TASK DIRECTIONS: Rename "eye-icon" to "visibility-icon" wherever it occurs in the lines of the dataset excerpt below. Reproduce every line with nothing else altered.

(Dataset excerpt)
──────────────────────────────

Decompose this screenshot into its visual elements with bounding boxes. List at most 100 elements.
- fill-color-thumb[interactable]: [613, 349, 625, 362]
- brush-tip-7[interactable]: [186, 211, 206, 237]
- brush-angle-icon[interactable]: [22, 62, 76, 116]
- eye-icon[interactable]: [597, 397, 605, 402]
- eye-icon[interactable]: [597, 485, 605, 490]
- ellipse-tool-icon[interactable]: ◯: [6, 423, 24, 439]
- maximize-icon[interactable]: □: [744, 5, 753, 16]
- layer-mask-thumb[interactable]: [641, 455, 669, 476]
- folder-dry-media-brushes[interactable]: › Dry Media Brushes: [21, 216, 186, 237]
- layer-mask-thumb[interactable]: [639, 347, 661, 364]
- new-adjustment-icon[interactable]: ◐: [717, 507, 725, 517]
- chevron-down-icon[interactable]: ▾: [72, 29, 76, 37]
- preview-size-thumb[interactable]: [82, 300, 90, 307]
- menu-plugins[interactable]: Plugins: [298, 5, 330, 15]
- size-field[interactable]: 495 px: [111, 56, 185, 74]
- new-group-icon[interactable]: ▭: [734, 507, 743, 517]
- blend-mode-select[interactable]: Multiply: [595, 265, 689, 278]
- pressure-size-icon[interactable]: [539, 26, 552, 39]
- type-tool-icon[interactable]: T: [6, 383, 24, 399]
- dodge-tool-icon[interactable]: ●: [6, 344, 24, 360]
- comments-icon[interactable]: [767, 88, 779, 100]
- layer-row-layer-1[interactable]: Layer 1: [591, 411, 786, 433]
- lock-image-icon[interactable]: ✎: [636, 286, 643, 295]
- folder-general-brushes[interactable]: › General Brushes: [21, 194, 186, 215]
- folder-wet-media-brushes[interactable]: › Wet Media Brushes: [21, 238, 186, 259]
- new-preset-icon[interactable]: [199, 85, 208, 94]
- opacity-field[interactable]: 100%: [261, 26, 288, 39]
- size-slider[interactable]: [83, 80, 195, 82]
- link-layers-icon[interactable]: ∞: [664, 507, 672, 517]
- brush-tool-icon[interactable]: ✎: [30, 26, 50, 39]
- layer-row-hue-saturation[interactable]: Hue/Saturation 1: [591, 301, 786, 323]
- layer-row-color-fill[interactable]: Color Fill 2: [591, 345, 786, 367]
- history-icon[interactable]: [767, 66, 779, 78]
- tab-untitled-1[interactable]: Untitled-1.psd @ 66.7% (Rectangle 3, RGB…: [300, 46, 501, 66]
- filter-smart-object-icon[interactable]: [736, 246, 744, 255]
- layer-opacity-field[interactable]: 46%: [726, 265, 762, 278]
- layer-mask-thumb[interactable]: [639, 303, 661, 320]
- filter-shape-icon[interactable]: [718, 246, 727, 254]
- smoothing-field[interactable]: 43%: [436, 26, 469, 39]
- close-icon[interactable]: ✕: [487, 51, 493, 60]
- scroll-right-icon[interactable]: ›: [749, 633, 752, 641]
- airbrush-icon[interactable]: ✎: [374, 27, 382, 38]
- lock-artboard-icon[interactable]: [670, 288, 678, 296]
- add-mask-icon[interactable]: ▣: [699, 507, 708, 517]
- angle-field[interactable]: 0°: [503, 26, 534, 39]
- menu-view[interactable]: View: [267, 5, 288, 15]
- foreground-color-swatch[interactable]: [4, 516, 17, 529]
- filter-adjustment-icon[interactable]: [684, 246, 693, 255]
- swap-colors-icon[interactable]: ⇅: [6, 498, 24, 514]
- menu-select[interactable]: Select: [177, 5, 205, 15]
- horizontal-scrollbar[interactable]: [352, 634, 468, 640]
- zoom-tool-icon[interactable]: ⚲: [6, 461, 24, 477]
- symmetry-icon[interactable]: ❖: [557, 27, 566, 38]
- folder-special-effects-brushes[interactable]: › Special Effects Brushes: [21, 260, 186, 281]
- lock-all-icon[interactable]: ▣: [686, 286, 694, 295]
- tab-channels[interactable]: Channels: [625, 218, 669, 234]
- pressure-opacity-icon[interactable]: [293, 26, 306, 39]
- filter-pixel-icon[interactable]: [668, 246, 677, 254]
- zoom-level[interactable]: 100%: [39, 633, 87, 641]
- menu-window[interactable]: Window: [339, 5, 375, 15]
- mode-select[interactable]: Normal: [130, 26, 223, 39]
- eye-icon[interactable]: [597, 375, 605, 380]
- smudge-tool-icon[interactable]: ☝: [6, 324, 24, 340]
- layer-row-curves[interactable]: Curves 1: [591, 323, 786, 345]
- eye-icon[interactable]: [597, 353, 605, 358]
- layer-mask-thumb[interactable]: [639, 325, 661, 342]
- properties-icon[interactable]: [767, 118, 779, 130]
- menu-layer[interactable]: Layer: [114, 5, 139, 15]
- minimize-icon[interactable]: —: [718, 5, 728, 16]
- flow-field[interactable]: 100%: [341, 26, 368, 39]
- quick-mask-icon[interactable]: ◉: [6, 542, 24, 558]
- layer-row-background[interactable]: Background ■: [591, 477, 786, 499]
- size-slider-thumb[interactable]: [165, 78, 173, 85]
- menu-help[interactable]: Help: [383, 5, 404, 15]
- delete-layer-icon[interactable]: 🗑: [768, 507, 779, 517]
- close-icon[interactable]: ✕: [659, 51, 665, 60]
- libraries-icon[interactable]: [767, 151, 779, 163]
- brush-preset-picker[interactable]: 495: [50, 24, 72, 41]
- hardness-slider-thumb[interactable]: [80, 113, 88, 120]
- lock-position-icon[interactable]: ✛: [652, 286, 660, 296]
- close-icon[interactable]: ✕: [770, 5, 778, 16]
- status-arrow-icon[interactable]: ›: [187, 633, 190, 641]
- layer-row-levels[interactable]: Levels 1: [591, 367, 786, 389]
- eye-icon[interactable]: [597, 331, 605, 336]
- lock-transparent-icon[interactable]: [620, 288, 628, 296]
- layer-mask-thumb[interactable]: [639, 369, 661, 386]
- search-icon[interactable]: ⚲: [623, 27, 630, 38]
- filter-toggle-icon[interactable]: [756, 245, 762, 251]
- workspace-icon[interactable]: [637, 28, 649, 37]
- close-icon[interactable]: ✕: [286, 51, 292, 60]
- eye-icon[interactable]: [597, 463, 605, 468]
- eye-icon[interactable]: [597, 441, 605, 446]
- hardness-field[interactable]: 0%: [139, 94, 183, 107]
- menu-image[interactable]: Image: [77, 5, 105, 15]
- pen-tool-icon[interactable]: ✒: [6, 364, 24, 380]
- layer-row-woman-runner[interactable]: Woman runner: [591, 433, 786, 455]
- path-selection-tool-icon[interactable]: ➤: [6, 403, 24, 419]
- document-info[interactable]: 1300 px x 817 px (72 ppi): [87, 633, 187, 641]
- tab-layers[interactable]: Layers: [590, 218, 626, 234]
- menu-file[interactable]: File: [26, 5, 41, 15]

──────────────────────────────

FINAL ANSWER:
Decompose this screenshot into its visual elements with bounding boxes. List at most 100 elements.
- fill-color-thumb[interactable]: [613, 349, 625, 362]
- brush-tip-7[interactable]: [186, 211, 206, 237]
- brush-angle-icon[interactable]: [22, 62, 76, 116]
- visibility-icon[interactable]: [597, 397, 605, 402]
- visibility-icon[interactable]: [597, 485, 605, 490]
- ellipse-tool-icon[interactable]: ◯: [6, 423, 24, 439]
- maximize-icon[interactable]: □: [744, 5, 753, 16]
- layer-mask-thumb[interactable]: [641, 455, 669, 476]
- folder-dry-media-brushes[interactable]: › Dry Media Brushes: [21, 216, 186, 237]
- layer-mask-thumb[interactable]: [639, 347, 661, 364]
- new-adjustment-icon[interactable]: ◐: [717, 507, 725, 517]
- chevron-down-icon[interactable]: ▾: [72, 29, 76, 37]
- preview-size-thumb[interactable]: [82, 300, 90, 307]
- menu-plugins[interactable]: Plugins: [298, 5, 330, 15]
- size-field[interactable]: 495 px: [111, 56, 185, 74]
- new-group-icon[interactable]: ▭: [734, 507, 743, 517]
- blend-mode-select[interactable]: Multiply: [595, 265, 689, 278]
- pressure-size-icon[interactable]: [539, 26, 552, 39]
- type-tool-icon[interactable]: T: [6, 383, 24, 399]
- dodge-tool-icon[interactable]: ●: [6, 344, 24, 360]
- comments-icon[interactable]: [767, 88, 779, 100]
- layer-row-layer-1[interactable]: Layer 1: [591, 411, 786, 433]
- lock-image-icon[interactable]: ✎: [636, 286, 643, 295]
- folder-general-brushes[interactable]: › General Brushes: [21, 194, 186, 215]
- folder-wet-media-brushes[interactable]: › Wet Media Brushes: [21, 238, 186, 259]
- new-preset-icon[interactable]: [199, 85, 208, 94]
- opacity-field[interactable]: 100%: [261, 26, 288, 39]
- size-slider[interactable]: [83, 80, 195, 82]
- link-layers-icon[interactable]: ∞: [664, 507, 672, 517]
- brush-tool-icon[interactable]: ✎: [30, 26, 50, 39]
- layer-row-hue-saturation[interactable]: Hue/Saturation 1: [591, 301, 786, 323]
- layer-row-color-fill[interactable]: Color Fill 2: [591, 345, 786, 367]
- history-icon[interactable]: [767, 66, 779, 78]
- tab-untitled-1[interactable]: Untitled-1.psd @ 66.7% (Rectangle 3, RGB…: [300, 46, 501, 66]
- filter-smart-object-icon[interactable]: [736, 246, 744, 255]
- layer-opacity-field[interactable]: 46%: [726, 265, 762, 278]
- layer-mask-thumb[interactable]: [639, 303, 661, 320]
- filter-shape-icon[interactable]: [718, 246, 727, 254]
- smoothing-field[interactable]: 43%: [436, 26, 469, 39]
- close-icon[interactable]: ✕: [487, 51, 493, 60]
- scroll-right-icon[interactable]: ›: [749, 633, 752, 641]
- airbrush-icon[interactable]: ✎: [374, 27, 382, 38]
- lock-artboard-icon[interactable]: [670, 288, 678, 296]
- add-mask-icon[interactable]: ▣: [699, 507, 708, 517]
- angle-field[interactable]: 0°: [503, 26, 534, 39]
- menu-view[interactable]: View: [267, 5, 288, 15]
- foreground-color-swatch[interactable]: [4, 516, 17, 529]
- filter-adjustment-icon[interactable]: [684, 246, 693, 255]
- swap-colors-icon[interactable]: ⇅: [6, 498, 24, 514]
- menu-select[interactable]: Select: [177, 5, 205, 15]
- horizontal-scrollbar[interactable]: [352, 634, 468, 640]
- zoom-tool-icon[interactable]: ⚲: [6, 461, 24, 477]
- symmetry-icon[interactable]: ❖: [557, 27, 566, 38]
- folder-special-effects-brushes[interactable]: › Special Effects Brushes: [21, 260, 186, 281]
- lock-all-icon[interactable]: ▣: [686, 286, 694, 295]
- tab-channels[interactable]: Channels: [625, 218, 669, 234]
- pressure-opacity-icon[interactable]: [293, 26, 306, 39]
- filter-pixel-icon[interactable]: [668, 246, 677, 254]
- zoom-level[interactable]: 100%: [39, 633, 87, 641]
- menu-window[interactable]: Window: [339, 5, 375, 15]
- mode-select[interactable]: Normal: [130, 26, 223, 39]
- visibility-icon[interactable]: [597, 375, 605, 380]
- smudge-tool-icon[interactable]: ☝: [6, 324, 24, 340]
- layer-row-curves[interactable]: Curves 1: [591, 323, 786, 345]
- visibility-icon[interactable]: [597, 353, 605, 358]
- layer-mask-thumb[interactable]: [639, 325, 661, 342]
- properties-icon[interactable]: [767, 118, 779, 130]
- menu-layer[interactable]: Layer: [114, 5, 139, 15]
- minimize-icon[interactable]: —: [718, 5, 728, 16]
- flow-field[interactable]: 100%: [341, 26, 368, 39]
- quick-mask-icon[interactable]: ◉: [6, 542, 24, 558]
- layer-row-background[interactable]: Background ■: [591, 477, 786, 499]
- size-slider-thumb[interactable]: [165, 78, 173, 85]
- menu-help[interactable]: Help: [383, 5, 404, 15]
- delete-layer-icon[interactable]: 🗑: [768, 507, 779, 517]
- close-icon[interactable]: ✕: [659, 51, 665, 60]
- libraries-icon[interactable]: [767, 151, 779, 163]
- brush-preset-picker[interactable]: 495: [50, 24, 72, 41]
- hardness-slider-thumb[interactable]: [80, 113, 88, 120]
- lock-position-icon[interactable]: ✛: [652, 286, 660, 296]
- close-icon[interactable]: ✕: [770, 5, 778, 16]
- status-arrow-icon[interactable]: ›: [187, 633, 190, 641]
- layer-row-levels[interactable]: Levels 1: [591, 367, 786, 389]
- visibility-icon[interactable]: [597, 331, 605, 336]
- lock-transparent-icon[interactable]: [620, 288, 628, 296]
- layer-mask-thumb[interactable]: [639, 369, 661, 386]
- search-icon[interactable]: ⚲: [623, 27, 630, 38]
- filter-toggle-icon[interactable]: [756, 245, 762, 251]
- workspace-icon[interactable]: [637, 28, 649, 37]
- close-icon[interactable]: ✕: [286, 51, 292, 60]
- visibility-icon[interactable]: [597, 463, 605, 468]
- visibility-icon[interactable]: [597, 441, 605, 446]
- hardness-field[interactable]: 0%: [139, 94, 183, 107]
- menu-image[interactable]: Image: [77, 5, 105, 15]
- pen-tool-icon[interactable]: ✒: [6, 364, 24, 380]
- layer-row-woman-runner[interactable]: Woman runner: [591, 433, 786, 455]
- path-selection-tool-icon[interactable]: ➤: [6, 403, 24, 419]
- document-info[interactable]: 1300 px x 817 px (72 ppi): [87, 633, 187, 641]
- tab-layers[interactable]: Layers: [590, 218, 626, 234]
- menu-file[interactable]: File: [26, 5, 41, 15]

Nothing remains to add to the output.